··· DATA ROWS

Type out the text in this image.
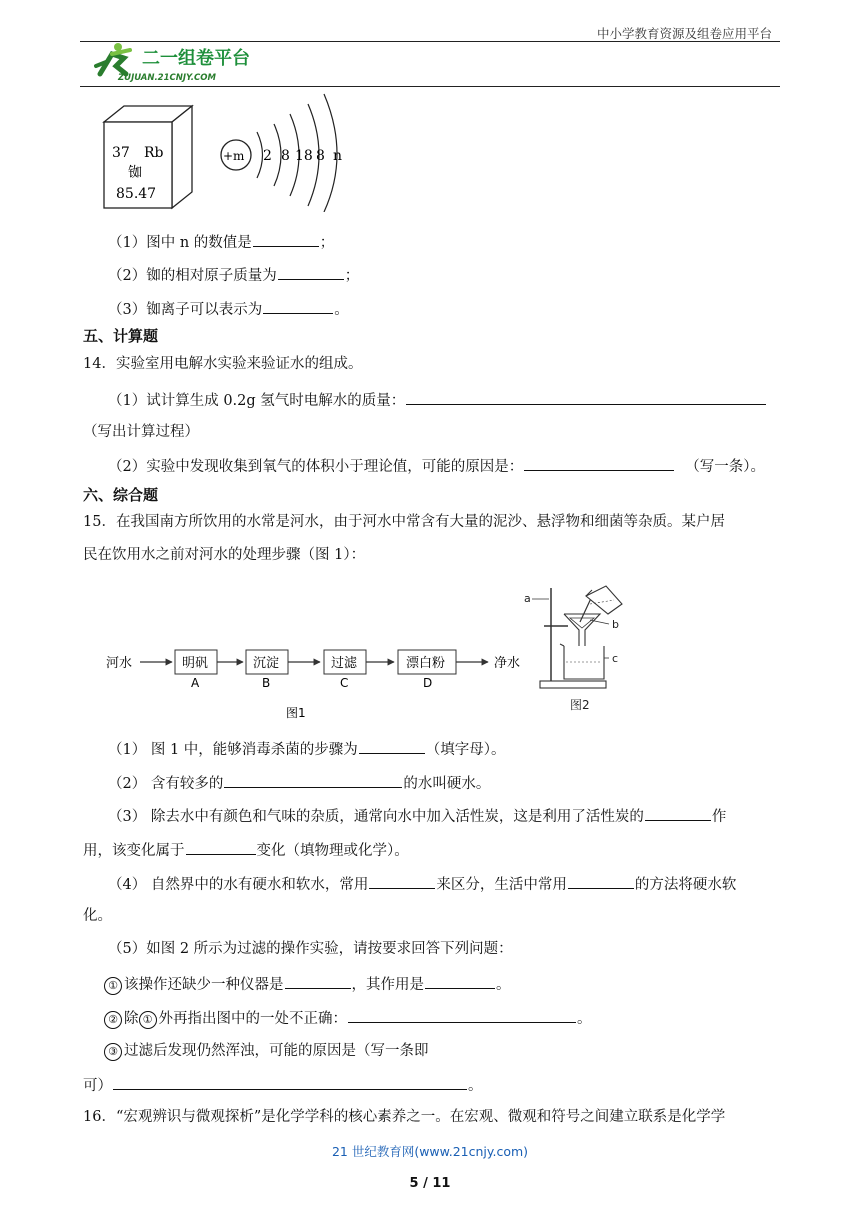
中小学教育资源及组卷应用平台
二一组卷平台
ZUJUAN.21CNJY.COM
37 Rb
铷
85.47
+m 2 8 18 8 n
（1）图中 n 的数值是	；
（2）铷的相对原子质量为	；
（3）铷离子可以表示为	。
五、计算题
14．实验室用电解水实验来验证水的组成。
（1）试计算生成 0.2g 氢气时电解水的质量：
（写出计算过程）
（2）实验中发现收集到氧气的体积小于理论值，可能的原因是：	（写一条）。
六、综合题
15．在我国南方所饮用的水常是河水，由于河水中常含有大量的泥沙、悬浮物和细菌等杂质。某户居
民在饮用水之前对河水的处理步骤（图 1）：
河水	明矾
A
沉淀
B
过滤
C
漂白粉
D
净水
图1
a
b
c
图2
（1） 图 1 中，能够消毒杀菌的步骤为	（填字母）。
（2） 含有较多的	的水叫硬水。
（3） 除去水中有颜色和气味的杂质，通常向水中加入活性炭，这是利用了活性炭的	作
用，该变化属于	变化（填物理或化学）。
（4） 自然界中的水有硬水和软水，常用	来区分，生活中常用	的方法将硬水软
化。
（5）如图 2 所示为过滤的操作实验，请按要求回答下列问题：
① 该操作还缺少一种仪器是	，其作用是	。
② 除 ① 外再指出图中的一处不正确：	。
③ 过滤后发现仍然浑浊，可能的原因是（写一条即
可）	。
16．“宏观辨识与微观探析”是化学学科的核心素养之一。在宏观、微观和符号之间建立联系是化学学
21 世纪教育网(www.21cnjy.com)
5 / 11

······

### TASK DETAILS
Copy every line of the data that holds the string "可能的原因是".

### REPLY
（2）实验中发现收集到氧气的体积小于理论值，可能的原因是：	（写一条）。
③ 过滤后发现仍然浑浊，可能的原因是（写一条即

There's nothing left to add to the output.